** begin Dataset records **

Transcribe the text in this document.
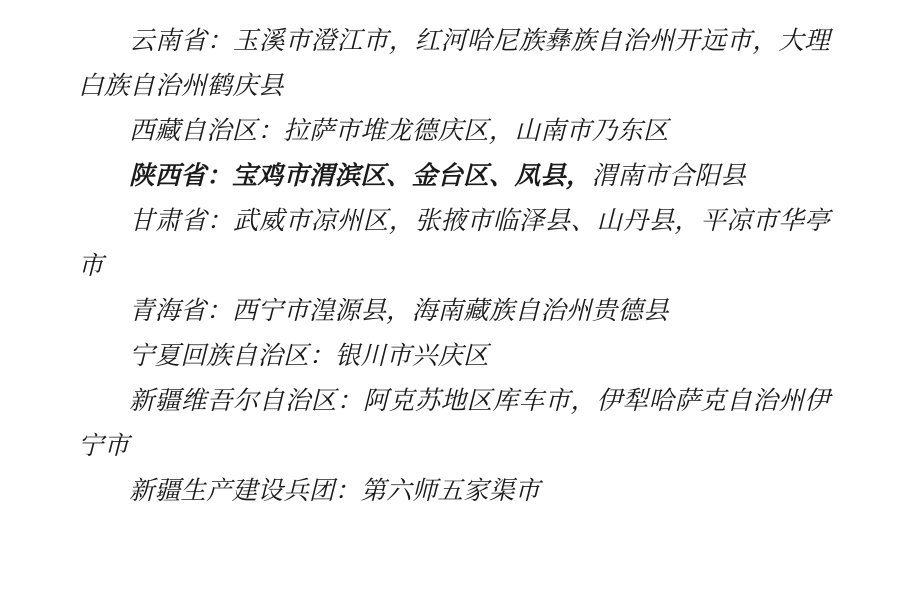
云南省：玉溪市澄江市，红河哈尼族彝族自治州开远市，大理白族自治州鹤庆县

西藏自治区：拉萨市堆龙德庆区，山南市乃东区

陕西省：宝鸡市渭滨区、金台区、凤县，渭南市合阳县

甘肃省：武威市凉州区，张掖市临泽县、山丹县，平凉市华亭市

青海省：西宁市湟源县，海南藏族自治州贵德县

宁夏回族自治区：银川市兴庆区

新疆维吾尔自治区：阿克苏地区库车市，伊犁哈萨克自治州伊宁市

新疆生产建设兵团：第六师五家渠市
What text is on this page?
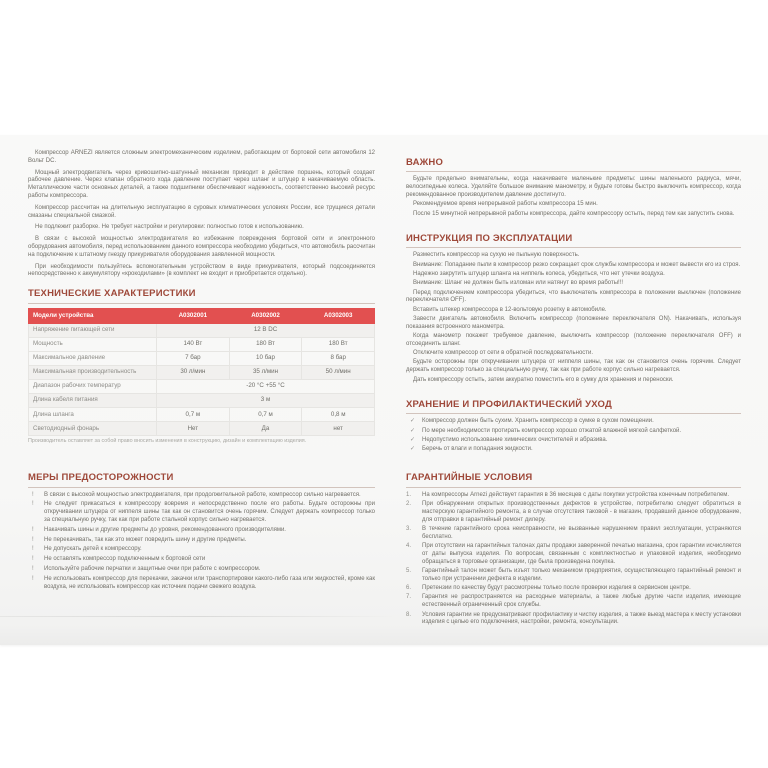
Компрессор ARNEZI является сложным электромеханическим изделием, работающим от бортовой сети автомобиля 12 Вольт DC.

Мощный электродвигатель через кривошипно-шатунный механизм приводит в действие поршень, который создает рабочее давление. Через клапан обратного хода давление поступает через шланг и штуцер в накачиваемую область. Металлические части основных деталей, а также подшипники обеспечивают надежность, соответственно высокий ресурс работы компрессора.

Компрессор рассчитан на длительную эксплуатацию в суровых климатических условиях России, все трущиеся детали смазаны специальной смазкой.

Не подлежит разборке. Не требует настройки и регулировки: полностью готов к использованию.

В связи с высокой мощностью электродвигателя во избежание повреждения бортовой сети и электронного оборудования автомобиля, перед использованием данного компрессора необходимо убедиться, что автомобиль рассчитан на подключение к штатному гнезду прикуривателя оборудования заявленной мощности.

При необходимости пользуйтесь вспомогательным устройством в виде прикуривателя, который подсоединяется непосредственно к аккумулятору «крокодилами» (в комплект не входит и приобретается отдельно).

ТЕХНИЧЕСКИЕ ХАРАКТЕРИСТИКИ
Модели устройства	A0302001	A0302002	A0302003
Напряжение питающей сети	12 В DC		
Мощность	140 Вт	180 Вт	180 Вт
Максимальное давление	7 бар	10 бар	8 бар
Максимальная производительность	30 л/мин	35 л/мин	50 л/мин
Диапазон рабочих температур	-20 °C +55 °C		
Длина кабеля питания	3 м		
Длина шланга	0,7 м	0,7 м	0,8 м
Светодиодный фонарь	Нет	Да	нет

Производитель оставляет за собой право вносить изменения в конструкцию, дизайн и комплектацию изделия.

МЕРЫ ПРЕДОСТОРОЖНОСТИ
! В связи с высокой мощностью электродвигателя, при продолжительной работе, компрессор сильно нагревается.
! Не следует прикасаться к компрессору вовремя и непосредственно после его работы. Будьте осторожны при откручивании штуцера от ниппеля шины так как он становится очень горячим. Следует держать компрессор только за специальную ручку, так как при работе стальной корпус сильно нагревается.
! Накачивать шины и другие предметы до уровня, рекомендованного производителями.
! Не перекачивать, так как это может повредить шину и другие предметы.
! Не допускать детей к компрессору.
! Не оставлять компрессор подключенным к бортовой сети
! Используйте рабочие перчатки и защитные очки при работе с компрессором.
! Не использовать компрессор для перекачки, закачки или транспортировки какого-либо газа или жидкостей, кроме как воздуха, не использовать компрессор как источник подачи свежего воздуха.
ВАЖНО

Будьте предельно внимательны, когда накачиваете маленькие предметы: шины маленького радиуса, мячи, велосипедные колеса. Уделяйте большое внимание манометру, и будьте готовы быстро выключить компрессор, когда рекомендованное производителем давление достигнуто.

Рекомендуемое время непрерывной работы компрессора 15 мин.

После 15 минутной непрерывной работы компрессора, дайте компрессору остыть, перед тем как запустить снова.

ИНСТРУКЦИЯ ПО ЭКСПЛУАТАЦИИ

Разместить компрессор на сухую не пыльную поверхность.

Внимание: Попадание пыли в компрессор резко сокращает срок службы компрессора и может вывести его из строя.

Надежно закрутить штуцер шланга на ниппель колеса, убедиться, что нет утечки воздуха.

Внимание: Шланг не должен быть изломан или натянут во время работы!!!

Перед подключением компрессора убедиться, что выключатель компрессора в положении выключен (положение переключателя OFF).

Вставить штекер компрессора в 12-вольтовую розетку в автомобиле.

Завести двигатель автомобиля. Включить компрессор (положение переключателя ON). Накачивать, используя показания встроенного манометра.

Когда манометр покажет требуемое давление, выключить компрессор (положение переключателя OFF) и отсоединить шланг.

Отключите компрессор от сети в обратной последовательности.

Будьте осторожны при откручивании штуцера от ниппеля шины, так как он становится очень горячим. Следует держать компрессор только за специальную ручку, так как при работе корпус сильно нагревается.

Дать компрессору остыть, затем аккуратно поместить его в сумку для хранения и переноски.

ХРАНЕНИЕ И ПРОФИЛАКТИЧЕСКИЙ УХОД
✓ Компрессор должен быть сухим. Хранить компрессор в сумке в сухом помещении.
✓ По мере необходимости протирать компрессор хорошо отжатой влажной мягкой салфеткой.
✓ Недопустимо использование химических очистителей и абразива.
✓ Беречь от влаги и попадания жидкости.
ГАРАНТИЙНЫЕ УСЛОВИЯ
1. На компрессоры Arnezi действует гарантия в 36 месяцев с даты покупки устройства конечным потребителем.
2. При обнаружении открытых производственных дефектов в устройстве, потребителю следует обратиться в мастерскую гарантийного ремонта, а в случае отсутствия таковой - в магазин, продавший данное оборудование, для отправки в гарантийный ремонт дилеру.
3. В течение гарантийного срока неисправности, не вызванные нарушением правил эксплуатации, устраняются бесплатно.
4. При отсутствии на гарантийных талонах даты продажи заверенной печатью магазина, срок гарантии исчисляется от даты выпуска изделия. По вопросам, связанным с комплектностью и упаковкой изделия, необходимо обращаться в торговые организации, где была произведена покупка.
5. Гарантийный талон может быть изъят только механиком предприятия, осуществляющего гарантийный ремонт и только при устранении дефекта в изделии.
6. Претензии по качеству будут рассмотрены только после проверки изделия в сервисном центре.
7. Гарантия не распространяется на расходные материалы, а также любые другие части изделия, имеющие естественный ограниченный срок службы.
8. Условия гарантии не предусматривают профилактику и чистку изделия, а также выезд мастера к месту установки изделия с целью его подключения, настройки, ремонта, консультации.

** end Dataset records **

**What is required:**
Reproduce the whole listing above word for word, but not its pictures.

**Answer to this problem:**
Transcribe the text in this document.
云南省：玉溪市澄江市，红河哈尼族彝族自治州开远市，大理白族自治州鹤庆县

西藏自治区：拉萨市堆龙德庆区，山南市乃东区

陕西省：宝鸡市渭滨区、金台区、凤县，渭南市合阳县

甘肃省：武威市凉州区，张掖市临泽县、山丹县，平凉市华亭市

青海省：西宁市湟源县，海南藏族自治州贵德县

宁夏回族自治区：银川市兴庆区

新疆维吾尔自治区：阿克苏地区库车市，伊犁哈萨克自治州伊宁市

新疆生产建设兵团：第六师五家渠市
What text is on this page?
Компрессор ARNEZI является сложным электромеханическим изделием, работающим от бортовой сети автомобиля 12 Вольт DC.

Мощный электродвигатель через кривошипно-шатунный механизм приводит в действие поршень, который создает рабочее давление. Через клапан обратного хода давление поступает через шланг и штуцер в накачиваемую область. Металлические части основных деталей, а также подшипники обеспечивают надежность, соответственно высокий ресурс работы компрессора.

Компрессор рассчитан на длительную эксплуатацию в суровых климатических условиях России, все трущиеся детали смазаны специальной смазкой.

Не подлежит разборке. Не требует настройки и регулировки: полностью готов к использованию.

В связи с высокой мощностью электродвигателя во избежание повреждения бортовой сети и электронного оборудования автомобиля, перед использованием данного компрессора необходимо убедиться, что автомобиль рассчитан на подключение к штатному гнезду прикуривателя оборудования заявленной мощности.

При необходимости пользуйтесь вспомогательным устройством в виде прикуривателя, который подсоединяется непосредственно к аккумулятору «крокодилами» (в комплект не входит и приобретается отдельно).

ТЕХНИЧЕСКИЕ ХАРАКТЕРИСТИКИ
Модели устройства	A0302001	A0302002	A0302003
Напряжение питающей сети	12 В DC		
Мощность	140 Вт	180 Вт	180 Вт
Максимальное давление	7 бар	10 бар	8 бар
Максимальная производительность	30 л/мин	35 л/мин	50 л/мин
Диапазон рабочих температур	-20 °C +55 °C		
Длина кабеля питания	3 м		
Длина шланга	0,7 м	0,7 м	0,8 м
Светодиодный фонарь	Нет	Да	нет

Производитель оставляет за собой право вносить изменения в конструкцию, дизайн и комплектацию изделия.

МЕРЫ ПРЕДОСТОРОЖНОСТИ
! В связи с высокой мощностью электродвигателя, при продолжительной работе, компрессор сильно нагревается.
! Не следует прикасаться к компрессору вовремя и непосредственно после его работы. Будьте осторожны при откручивании штуцера от ниппеля шины так как он становится очень горячим. Следует держать компрессор только за специальную ручку, так как при работе стальной корпус сильно нагревается.
! Накачивать шины и другие предметы до уровня, рекомендованного производителями.
! Не перекачивать, так как это может повредить шину и другие предметы.
! Не допускать детей к компрессору.
! Не оставлять компрессор подключенным к бортовой сети
! Используйте рабочие перчатки и защитные очки при работе с компрессором.
! Не использовать компрессор для перекачки, закачки или транспортировки какого-либо газа или жидкостей, кроме как воздуха, не использовать компрессор как источник подачи свежего воздуха.
ВАЖНО

Будьте предельно внимательны, когда накачиваете маленькие предметы: шины маленького радиуса, мячи, велосипедные колеса. Уделяйте большое внимание манометру, и будьте готовы быстро выключить компрессор, когда рекомендованное производителем давление достигнуто.

Рекомендуемое время непрерывной работы компрессора 15 мин.

После 15 минутной непрерывной работы компрессора, дайте компрессору остыть, перед тем как запустить снова.

ИНСТРУКЦИЯ ПО ЭКСПЛУАТАЦИИ

Разместить компрессор на сухую не пыльную поверхность.

Внимание: Попадание пыли в компрессор резко сокращает срок службы компрессора и может вывести его из строя.

Надежно закрутить штуцер шланга на ниппель колеса, убедиться, что нет утечки воздуха.

Внимание: Шланг не должен быть изломан или натянут во время работы!!!

Перед подключением компрессора убедиться, что выключатель компрессора в положении выключен (положение переключателя OFF).

Вставить штекер компрессора в 12-вольтовую розетку в автомобиле.

Завести двигатель автомобиля. Включить компрессор (положение переключателя ON). Накачивать, используя показания встроенного манометра.

Когда манометр покажет требуемое давление, выключить компрессор (положение переключателя OFF) и отсоединить шланг.

Отключите компрессор от сети в обратной последовательности.

Будьте осторожны при откручивании штуцера от ниппеля шины, так как он становится очень горячим. Следует держать компрессор только за специальную ручку, так как при работе корпус сильно нагревается.

Дать компрессору остыть, затем аккуратно поместить его в сумку для хранения и переноски.

ХРАНЕНИЕ И ПРОФИЛАКТИЧЕСКИЙ УХОД
✓ Компрессор должен быть сухим. Хранить компрессор в сумке в сухом помещении.
✓ По мере необходимости протирать компрессор хорошо отжатой влажной мягкой салфеткой.
✓ Недопустимо использование химических очистителей и абразива.
✓ Беречь от влаги и попадания жидкости.
ГАРАНТИЙНЫЕ УСЛОВИЯ
1. На компрессоры Arnezi действует гарантия в 36 месяцев с даты покупки устройства конечным потребителем.
2. При обнаружении открытых производственных дефектов в устройстве, потребителю следует обратиться в мастерскую гарантийного ремонта, а в случае отсутствия таковой - в магазин, продавший данное оборудование, для отправки в гарантийный ремонт дилеру.
3. В течение гарантийного срока неисправности, не вызванные нарушением правил эксплуатации, устраняются бесплатно.
4. При отсутствии на гарантийных талонах даты продажи заверенной печатью магазина, срок гарантии исчисляется от даты выпуска изделия. По вопросам, связанным с комплектностью и упаковкой изделия, необходимо обращаться в торговые организации, где была произведена покупка.
5. Гарантийный талон может быть изъят только механиком предприятия, осуществляющего гарантийный ремонт и только при устранении дефекта в изделии.
6. Претензии по качеству будут рассмотрены только после проверки изделия в сервисном центре.
7. Гарантия не распространяется на расходные материалы, а также любые другие части изделия, имеющие естественный ограниченный срок службы.
8. Условия гарантии не предусматривают профилактику и чистку изделия, а также выезд мастера к месту установки изделия с целью его подключения, настройки, ремонта, консультации.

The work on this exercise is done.